Given exercise —
Answer with one number: how many lines have "screenshot".

Input data —
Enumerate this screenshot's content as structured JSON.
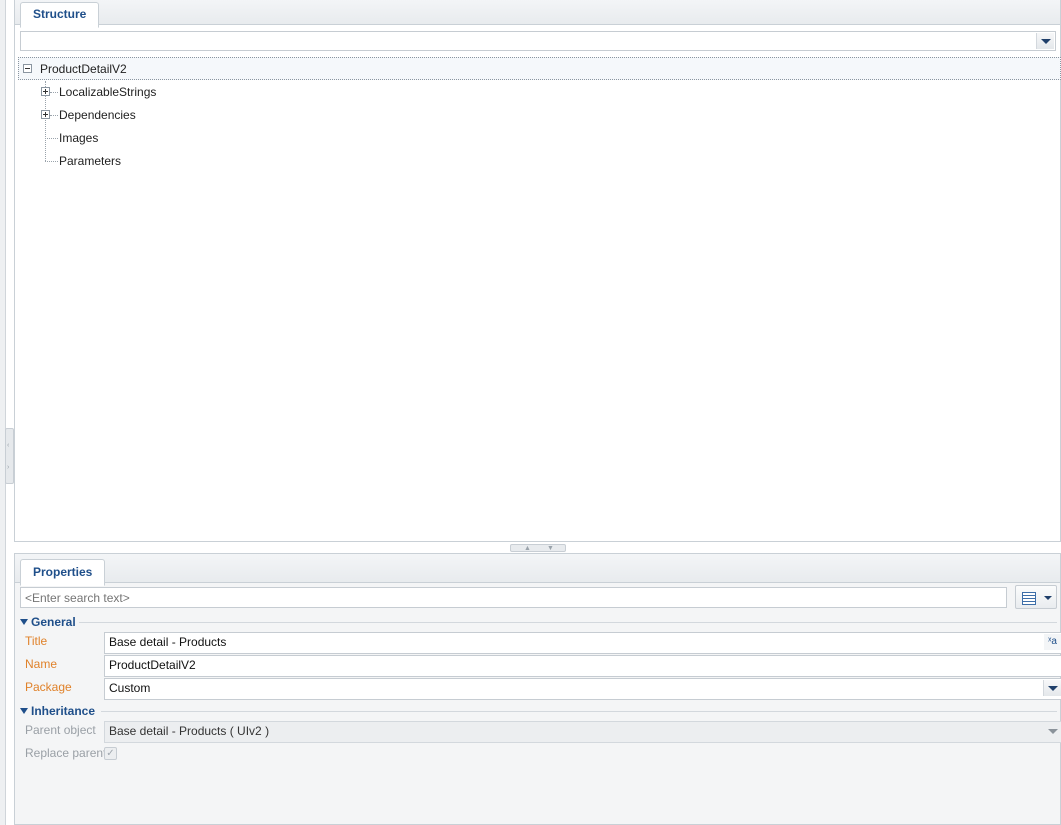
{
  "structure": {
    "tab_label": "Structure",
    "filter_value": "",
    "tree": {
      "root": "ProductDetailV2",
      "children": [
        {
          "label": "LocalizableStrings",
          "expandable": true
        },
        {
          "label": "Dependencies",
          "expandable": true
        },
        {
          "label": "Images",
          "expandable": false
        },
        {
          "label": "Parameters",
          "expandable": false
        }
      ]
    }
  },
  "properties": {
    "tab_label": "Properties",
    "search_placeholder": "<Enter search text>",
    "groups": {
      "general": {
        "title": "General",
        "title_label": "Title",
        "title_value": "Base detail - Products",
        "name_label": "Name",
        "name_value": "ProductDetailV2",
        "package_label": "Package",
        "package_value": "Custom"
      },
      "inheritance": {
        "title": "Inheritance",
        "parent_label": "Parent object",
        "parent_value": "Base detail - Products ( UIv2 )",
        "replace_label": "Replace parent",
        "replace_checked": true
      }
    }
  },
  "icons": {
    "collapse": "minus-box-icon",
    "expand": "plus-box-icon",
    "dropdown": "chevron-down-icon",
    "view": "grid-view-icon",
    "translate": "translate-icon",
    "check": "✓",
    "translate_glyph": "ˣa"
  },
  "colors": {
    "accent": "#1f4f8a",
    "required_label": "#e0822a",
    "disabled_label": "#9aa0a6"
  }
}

==

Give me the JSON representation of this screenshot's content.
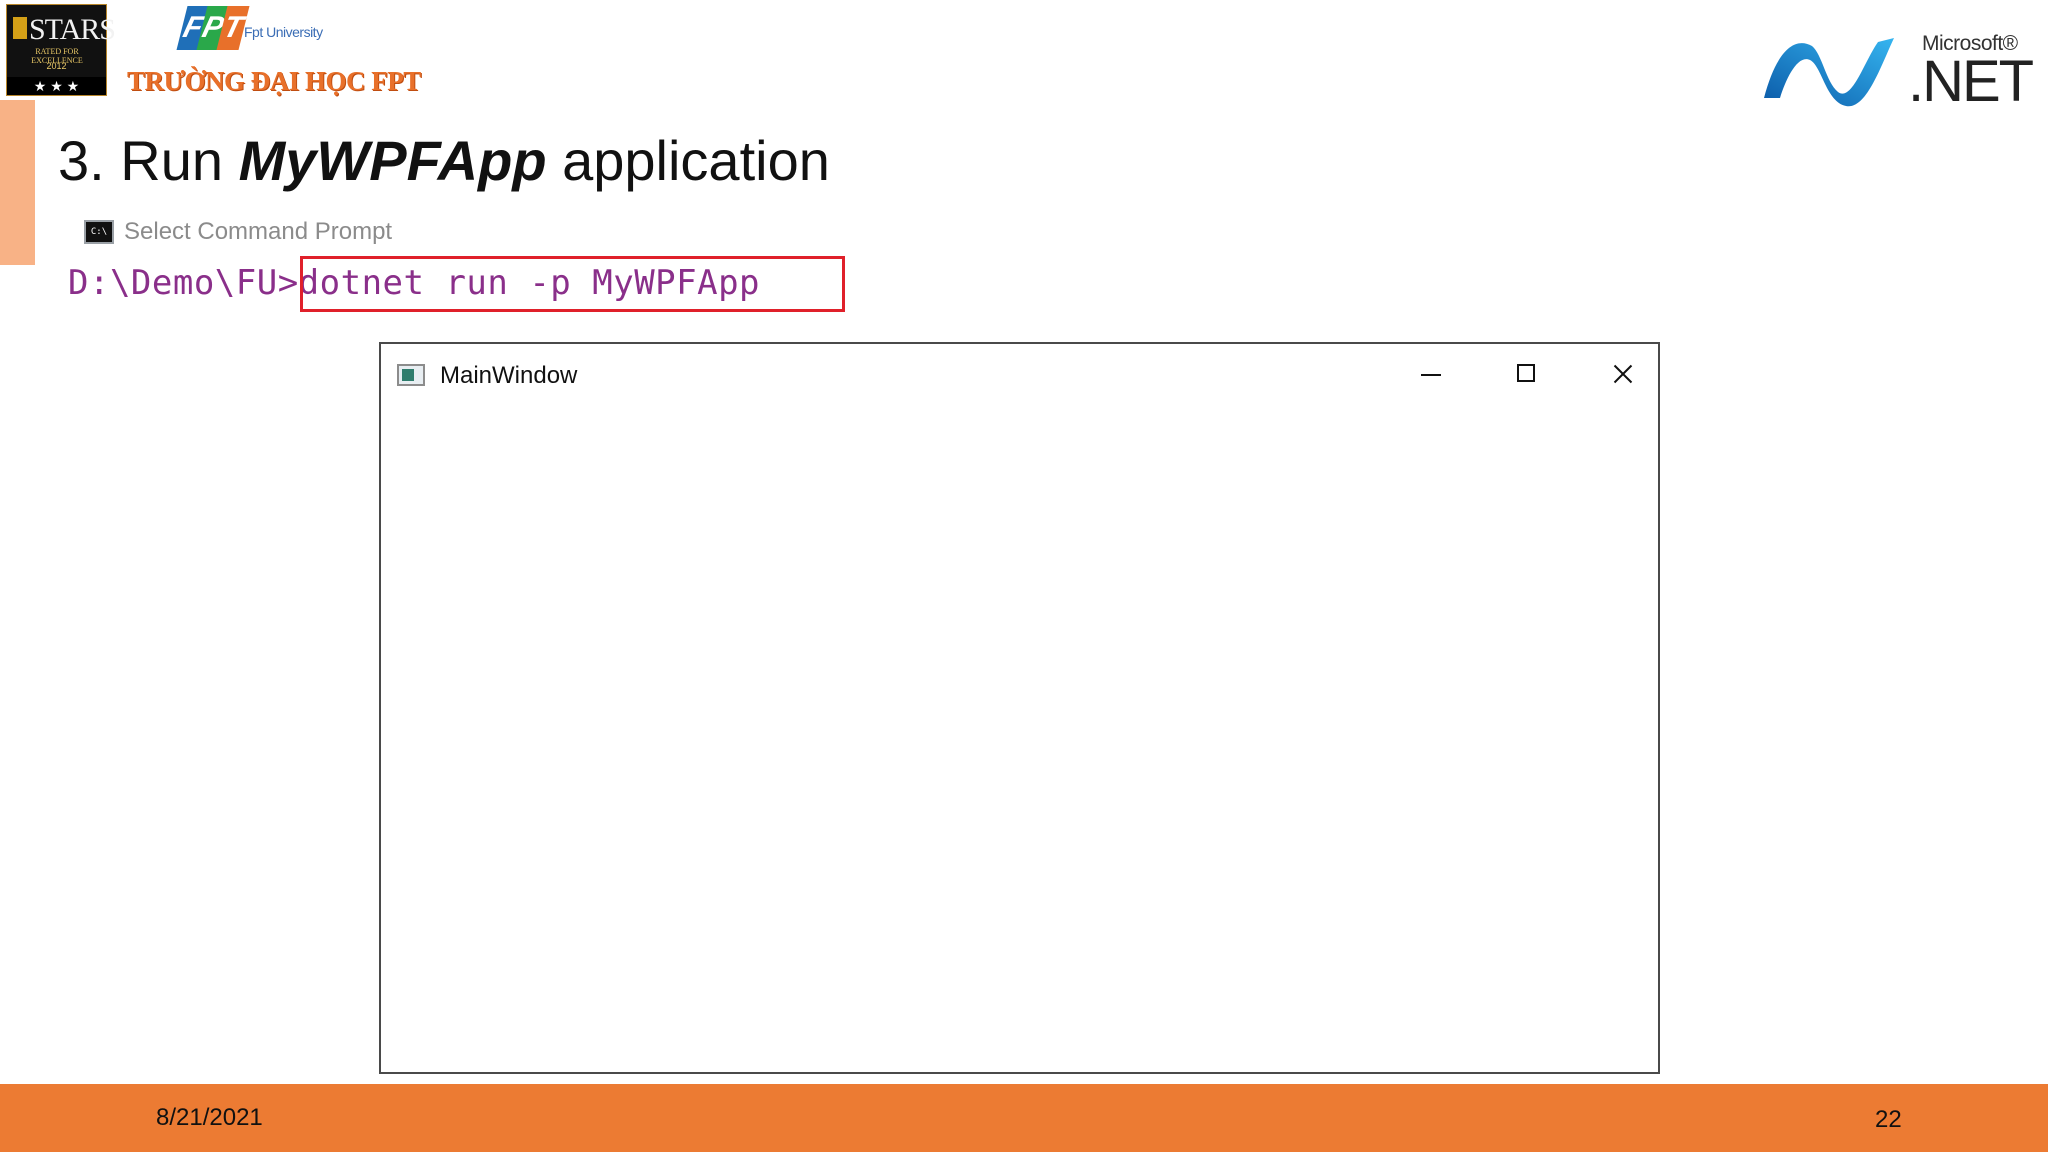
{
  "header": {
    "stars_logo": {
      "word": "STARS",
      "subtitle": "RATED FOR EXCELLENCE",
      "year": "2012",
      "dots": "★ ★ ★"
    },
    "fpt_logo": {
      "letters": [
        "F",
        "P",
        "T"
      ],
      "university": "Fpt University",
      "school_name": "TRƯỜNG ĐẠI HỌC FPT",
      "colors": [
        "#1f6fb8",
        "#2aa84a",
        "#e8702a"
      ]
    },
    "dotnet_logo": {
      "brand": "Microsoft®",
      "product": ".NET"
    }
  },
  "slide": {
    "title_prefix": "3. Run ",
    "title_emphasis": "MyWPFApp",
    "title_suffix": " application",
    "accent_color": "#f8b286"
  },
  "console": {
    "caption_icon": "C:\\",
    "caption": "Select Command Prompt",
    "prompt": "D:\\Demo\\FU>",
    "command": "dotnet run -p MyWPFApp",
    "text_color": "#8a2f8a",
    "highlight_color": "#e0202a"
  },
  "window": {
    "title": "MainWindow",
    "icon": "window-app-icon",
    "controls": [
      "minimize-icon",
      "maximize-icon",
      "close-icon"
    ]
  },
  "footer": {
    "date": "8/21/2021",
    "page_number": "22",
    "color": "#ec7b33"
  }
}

--

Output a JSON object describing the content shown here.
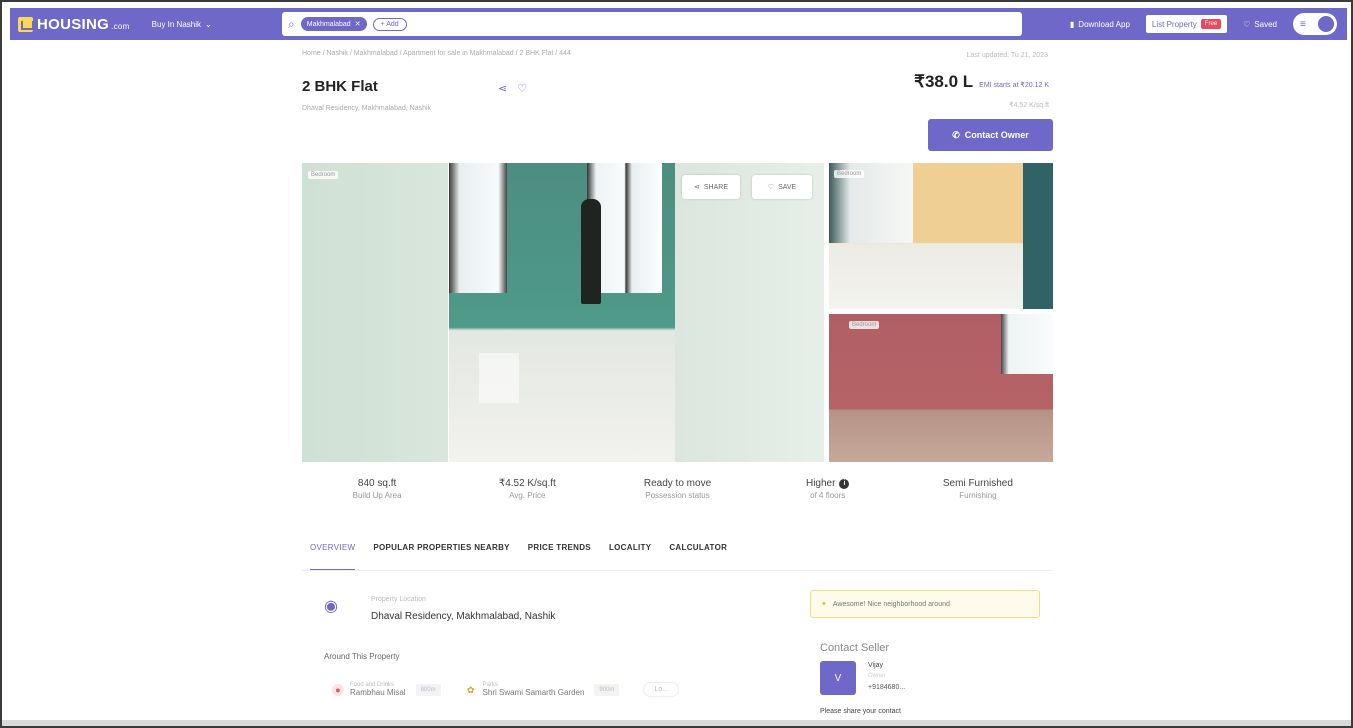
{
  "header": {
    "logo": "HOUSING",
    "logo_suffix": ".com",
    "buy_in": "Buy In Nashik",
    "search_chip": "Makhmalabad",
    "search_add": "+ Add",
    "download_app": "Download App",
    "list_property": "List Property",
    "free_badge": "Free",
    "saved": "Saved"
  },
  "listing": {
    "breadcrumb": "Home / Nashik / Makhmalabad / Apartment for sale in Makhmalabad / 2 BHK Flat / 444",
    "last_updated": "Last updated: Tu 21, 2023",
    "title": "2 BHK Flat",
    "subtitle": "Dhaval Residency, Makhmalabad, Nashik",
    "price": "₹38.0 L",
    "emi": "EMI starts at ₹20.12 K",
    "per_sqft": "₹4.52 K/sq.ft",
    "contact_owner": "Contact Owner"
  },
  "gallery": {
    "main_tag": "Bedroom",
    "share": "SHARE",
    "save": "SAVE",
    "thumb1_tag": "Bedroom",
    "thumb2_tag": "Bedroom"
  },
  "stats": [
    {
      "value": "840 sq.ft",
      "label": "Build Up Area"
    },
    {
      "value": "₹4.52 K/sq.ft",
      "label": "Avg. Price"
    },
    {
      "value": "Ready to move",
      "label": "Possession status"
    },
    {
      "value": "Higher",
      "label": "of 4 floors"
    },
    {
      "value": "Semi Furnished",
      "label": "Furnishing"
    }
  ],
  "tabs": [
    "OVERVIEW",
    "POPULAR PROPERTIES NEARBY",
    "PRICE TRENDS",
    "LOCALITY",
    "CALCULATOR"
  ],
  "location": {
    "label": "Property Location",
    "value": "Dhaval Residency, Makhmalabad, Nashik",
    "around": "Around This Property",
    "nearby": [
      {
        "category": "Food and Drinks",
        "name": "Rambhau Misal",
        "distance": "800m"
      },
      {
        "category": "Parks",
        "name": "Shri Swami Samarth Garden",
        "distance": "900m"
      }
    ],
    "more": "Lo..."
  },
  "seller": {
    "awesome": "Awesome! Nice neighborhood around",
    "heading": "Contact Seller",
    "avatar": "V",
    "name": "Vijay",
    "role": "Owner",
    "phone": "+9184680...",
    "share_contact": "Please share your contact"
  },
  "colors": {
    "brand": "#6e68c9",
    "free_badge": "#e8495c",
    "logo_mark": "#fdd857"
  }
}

Solution to this problem —
2